[Dataset entries on figures]
* begin *

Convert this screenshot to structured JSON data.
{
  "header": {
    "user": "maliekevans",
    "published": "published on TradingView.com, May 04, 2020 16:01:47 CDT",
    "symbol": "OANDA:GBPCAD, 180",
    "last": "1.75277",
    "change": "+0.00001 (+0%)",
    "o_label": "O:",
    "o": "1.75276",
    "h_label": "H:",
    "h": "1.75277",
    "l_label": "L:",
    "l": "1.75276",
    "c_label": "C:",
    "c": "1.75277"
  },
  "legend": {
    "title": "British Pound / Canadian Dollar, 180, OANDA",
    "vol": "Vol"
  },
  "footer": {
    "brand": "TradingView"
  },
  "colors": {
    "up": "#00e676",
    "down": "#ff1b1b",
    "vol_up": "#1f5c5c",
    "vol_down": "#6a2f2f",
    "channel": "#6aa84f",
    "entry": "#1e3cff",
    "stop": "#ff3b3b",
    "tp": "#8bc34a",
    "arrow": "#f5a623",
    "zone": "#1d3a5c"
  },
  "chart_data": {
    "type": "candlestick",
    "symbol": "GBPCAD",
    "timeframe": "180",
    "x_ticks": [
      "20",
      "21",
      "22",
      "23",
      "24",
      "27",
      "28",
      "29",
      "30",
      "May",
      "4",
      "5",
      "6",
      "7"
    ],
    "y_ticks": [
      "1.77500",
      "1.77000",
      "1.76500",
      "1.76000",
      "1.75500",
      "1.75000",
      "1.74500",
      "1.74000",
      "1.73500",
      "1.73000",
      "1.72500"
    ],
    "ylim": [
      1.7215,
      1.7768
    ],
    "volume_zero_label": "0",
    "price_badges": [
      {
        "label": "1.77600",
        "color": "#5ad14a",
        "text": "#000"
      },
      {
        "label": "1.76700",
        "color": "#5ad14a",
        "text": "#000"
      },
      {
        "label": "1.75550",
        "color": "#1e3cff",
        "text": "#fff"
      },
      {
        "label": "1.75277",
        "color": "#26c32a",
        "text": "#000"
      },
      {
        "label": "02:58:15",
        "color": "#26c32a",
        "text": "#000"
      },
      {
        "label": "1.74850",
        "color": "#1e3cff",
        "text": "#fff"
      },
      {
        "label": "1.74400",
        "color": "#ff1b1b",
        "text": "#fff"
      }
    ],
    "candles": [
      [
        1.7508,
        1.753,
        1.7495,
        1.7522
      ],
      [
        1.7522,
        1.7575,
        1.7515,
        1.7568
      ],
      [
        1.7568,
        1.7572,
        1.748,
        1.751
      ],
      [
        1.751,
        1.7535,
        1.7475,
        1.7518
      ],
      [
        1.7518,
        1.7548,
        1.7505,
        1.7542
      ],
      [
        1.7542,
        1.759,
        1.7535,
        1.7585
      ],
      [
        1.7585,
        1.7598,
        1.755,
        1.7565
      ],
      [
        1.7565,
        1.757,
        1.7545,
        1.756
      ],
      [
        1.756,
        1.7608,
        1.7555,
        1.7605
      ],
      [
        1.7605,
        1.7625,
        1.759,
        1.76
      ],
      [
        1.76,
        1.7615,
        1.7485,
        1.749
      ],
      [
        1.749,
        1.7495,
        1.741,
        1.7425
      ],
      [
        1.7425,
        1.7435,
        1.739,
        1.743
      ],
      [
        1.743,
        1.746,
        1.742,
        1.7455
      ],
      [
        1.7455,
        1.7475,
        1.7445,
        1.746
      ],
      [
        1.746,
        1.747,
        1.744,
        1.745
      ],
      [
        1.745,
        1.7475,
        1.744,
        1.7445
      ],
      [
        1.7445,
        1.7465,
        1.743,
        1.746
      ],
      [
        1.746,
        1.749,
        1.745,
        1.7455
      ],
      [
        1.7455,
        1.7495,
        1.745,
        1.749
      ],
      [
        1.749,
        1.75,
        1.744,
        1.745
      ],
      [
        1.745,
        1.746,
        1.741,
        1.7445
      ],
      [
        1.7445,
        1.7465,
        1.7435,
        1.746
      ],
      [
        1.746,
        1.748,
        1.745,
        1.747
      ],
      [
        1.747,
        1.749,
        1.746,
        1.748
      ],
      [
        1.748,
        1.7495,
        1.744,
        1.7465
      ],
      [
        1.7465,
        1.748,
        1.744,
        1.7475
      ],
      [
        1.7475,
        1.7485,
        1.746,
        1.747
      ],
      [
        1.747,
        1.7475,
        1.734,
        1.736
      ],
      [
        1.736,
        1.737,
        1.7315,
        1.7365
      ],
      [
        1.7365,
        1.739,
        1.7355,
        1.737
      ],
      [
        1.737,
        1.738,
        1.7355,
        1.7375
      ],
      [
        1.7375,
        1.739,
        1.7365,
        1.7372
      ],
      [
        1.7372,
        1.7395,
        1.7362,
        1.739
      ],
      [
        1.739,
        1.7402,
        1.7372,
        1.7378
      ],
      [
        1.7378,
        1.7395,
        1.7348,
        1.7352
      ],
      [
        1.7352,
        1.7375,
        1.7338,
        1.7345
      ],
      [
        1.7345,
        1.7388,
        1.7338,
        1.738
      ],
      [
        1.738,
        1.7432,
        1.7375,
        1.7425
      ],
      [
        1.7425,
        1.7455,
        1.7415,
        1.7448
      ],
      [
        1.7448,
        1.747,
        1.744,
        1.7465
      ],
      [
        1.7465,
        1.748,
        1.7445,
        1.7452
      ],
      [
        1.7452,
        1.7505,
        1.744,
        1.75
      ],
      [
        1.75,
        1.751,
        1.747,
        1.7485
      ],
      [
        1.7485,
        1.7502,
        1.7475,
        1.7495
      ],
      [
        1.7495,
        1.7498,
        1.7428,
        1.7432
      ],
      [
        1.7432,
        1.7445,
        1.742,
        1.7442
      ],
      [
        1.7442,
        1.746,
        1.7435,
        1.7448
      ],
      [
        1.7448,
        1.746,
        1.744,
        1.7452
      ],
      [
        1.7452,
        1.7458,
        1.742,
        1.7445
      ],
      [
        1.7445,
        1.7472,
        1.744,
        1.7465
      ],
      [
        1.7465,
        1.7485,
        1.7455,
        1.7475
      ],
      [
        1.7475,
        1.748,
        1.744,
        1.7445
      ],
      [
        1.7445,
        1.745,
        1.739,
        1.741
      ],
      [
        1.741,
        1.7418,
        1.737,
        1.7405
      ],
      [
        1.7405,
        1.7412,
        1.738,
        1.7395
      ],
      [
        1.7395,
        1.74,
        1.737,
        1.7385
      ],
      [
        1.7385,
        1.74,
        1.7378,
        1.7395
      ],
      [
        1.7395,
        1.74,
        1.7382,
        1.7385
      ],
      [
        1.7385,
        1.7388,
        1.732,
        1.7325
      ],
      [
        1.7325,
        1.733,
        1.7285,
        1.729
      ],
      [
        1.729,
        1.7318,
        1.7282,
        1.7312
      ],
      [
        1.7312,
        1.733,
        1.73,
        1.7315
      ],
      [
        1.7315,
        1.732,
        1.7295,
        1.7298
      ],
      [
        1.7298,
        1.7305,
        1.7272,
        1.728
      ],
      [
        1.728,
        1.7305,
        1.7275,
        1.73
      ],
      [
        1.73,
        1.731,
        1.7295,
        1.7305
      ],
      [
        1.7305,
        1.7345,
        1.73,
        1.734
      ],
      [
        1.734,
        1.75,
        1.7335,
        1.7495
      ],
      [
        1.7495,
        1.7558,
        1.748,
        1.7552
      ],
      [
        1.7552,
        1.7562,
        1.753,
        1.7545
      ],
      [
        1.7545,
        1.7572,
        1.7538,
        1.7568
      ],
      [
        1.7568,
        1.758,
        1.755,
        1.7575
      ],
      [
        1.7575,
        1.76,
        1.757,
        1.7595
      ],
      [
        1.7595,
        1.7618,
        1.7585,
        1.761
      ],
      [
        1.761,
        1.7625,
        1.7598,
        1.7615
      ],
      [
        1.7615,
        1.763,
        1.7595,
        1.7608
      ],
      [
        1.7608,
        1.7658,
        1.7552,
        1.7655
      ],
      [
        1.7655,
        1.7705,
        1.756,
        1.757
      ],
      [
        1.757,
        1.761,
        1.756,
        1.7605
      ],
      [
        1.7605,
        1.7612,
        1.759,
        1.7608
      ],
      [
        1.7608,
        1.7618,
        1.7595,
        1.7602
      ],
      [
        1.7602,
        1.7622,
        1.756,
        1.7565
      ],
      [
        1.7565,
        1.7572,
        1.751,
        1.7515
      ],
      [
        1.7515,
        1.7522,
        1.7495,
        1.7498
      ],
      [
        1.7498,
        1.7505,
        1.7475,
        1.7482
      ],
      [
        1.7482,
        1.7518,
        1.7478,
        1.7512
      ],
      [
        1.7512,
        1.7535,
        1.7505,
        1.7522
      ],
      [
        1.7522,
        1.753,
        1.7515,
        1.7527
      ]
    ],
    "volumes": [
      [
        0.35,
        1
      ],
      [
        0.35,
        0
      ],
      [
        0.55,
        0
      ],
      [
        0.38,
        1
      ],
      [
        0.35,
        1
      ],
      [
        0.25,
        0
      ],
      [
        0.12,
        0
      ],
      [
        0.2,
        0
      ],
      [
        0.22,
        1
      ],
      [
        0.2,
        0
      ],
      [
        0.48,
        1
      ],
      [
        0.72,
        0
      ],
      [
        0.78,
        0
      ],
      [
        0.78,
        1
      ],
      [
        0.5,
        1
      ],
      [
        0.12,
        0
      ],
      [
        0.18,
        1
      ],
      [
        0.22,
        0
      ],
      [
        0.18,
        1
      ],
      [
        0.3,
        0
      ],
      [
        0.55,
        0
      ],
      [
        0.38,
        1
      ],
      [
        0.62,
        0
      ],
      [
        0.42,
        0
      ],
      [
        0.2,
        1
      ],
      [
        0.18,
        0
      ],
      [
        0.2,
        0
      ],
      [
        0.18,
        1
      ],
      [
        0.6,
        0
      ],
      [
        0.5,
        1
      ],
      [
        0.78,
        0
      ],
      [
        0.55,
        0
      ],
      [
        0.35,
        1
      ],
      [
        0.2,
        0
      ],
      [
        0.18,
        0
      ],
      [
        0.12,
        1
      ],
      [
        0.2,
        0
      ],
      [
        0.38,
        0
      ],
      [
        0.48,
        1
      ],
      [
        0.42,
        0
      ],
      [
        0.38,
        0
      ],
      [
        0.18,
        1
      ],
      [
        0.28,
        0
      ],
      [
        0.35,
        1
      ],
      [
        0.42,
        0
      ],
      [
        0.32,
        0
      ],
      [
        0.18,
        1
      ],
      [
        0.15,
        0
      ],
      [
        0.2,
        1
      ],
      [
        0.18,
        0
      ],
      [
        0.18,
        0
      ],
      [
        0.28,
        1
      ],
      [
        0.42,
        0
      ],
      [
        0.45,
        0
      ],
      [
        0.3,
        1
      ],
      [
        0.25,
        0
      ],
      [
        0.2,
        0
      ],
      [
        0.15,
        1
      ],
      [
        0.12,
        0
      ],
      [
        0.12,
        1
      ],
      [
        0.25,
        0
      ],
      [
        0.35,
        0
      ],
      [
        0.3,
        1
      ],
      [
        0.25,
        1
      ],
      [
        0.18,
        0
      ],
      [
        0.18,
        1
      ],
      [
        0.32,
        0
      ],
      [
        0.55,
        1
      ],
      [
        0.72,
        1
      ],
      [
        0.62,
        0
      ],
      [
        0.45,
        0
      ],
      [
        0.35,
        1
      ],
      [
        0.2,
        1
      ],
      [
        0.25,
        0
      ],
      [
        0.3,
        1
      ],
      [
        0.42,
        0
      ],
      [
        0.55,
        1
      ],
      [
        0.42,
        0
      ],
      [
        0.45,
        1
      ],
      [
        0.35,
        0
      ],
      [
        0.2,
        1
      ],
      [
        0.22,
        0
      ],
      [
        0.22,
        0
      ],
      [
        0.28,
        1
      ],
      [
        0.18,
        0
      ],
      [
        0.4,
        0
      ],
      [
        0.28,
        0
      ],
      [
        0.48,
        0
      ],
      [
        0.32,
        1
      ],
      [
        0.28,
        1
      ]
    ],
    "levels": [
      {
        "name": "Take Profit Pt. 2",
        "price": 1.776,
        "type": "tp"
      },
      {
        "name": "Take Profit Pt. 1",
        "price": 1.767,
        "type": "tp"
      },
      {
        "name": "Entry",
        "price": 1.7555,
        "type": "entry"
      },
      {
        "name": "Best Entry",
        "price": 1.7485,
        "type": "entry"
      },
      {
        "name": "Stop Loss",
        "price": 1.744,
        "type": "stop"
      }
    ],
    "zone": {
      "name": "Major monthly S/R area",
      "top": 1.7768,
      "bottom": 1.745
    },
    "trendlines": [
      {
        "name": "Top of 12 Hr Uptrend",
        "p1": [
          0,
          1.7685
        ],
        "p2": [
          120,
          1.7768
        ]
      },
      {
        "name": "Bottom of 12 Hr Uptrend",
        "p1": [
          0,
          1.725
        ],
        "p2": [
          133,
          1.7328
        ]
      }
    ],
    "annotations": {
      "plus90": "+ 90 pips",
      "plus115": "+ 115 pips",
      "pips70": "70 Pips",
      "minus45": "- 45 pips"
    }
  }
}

* end *

● Exercise requirements
Determine the number of lines where the string "GBPCAD" occurs, and give that number only.

● Response below
2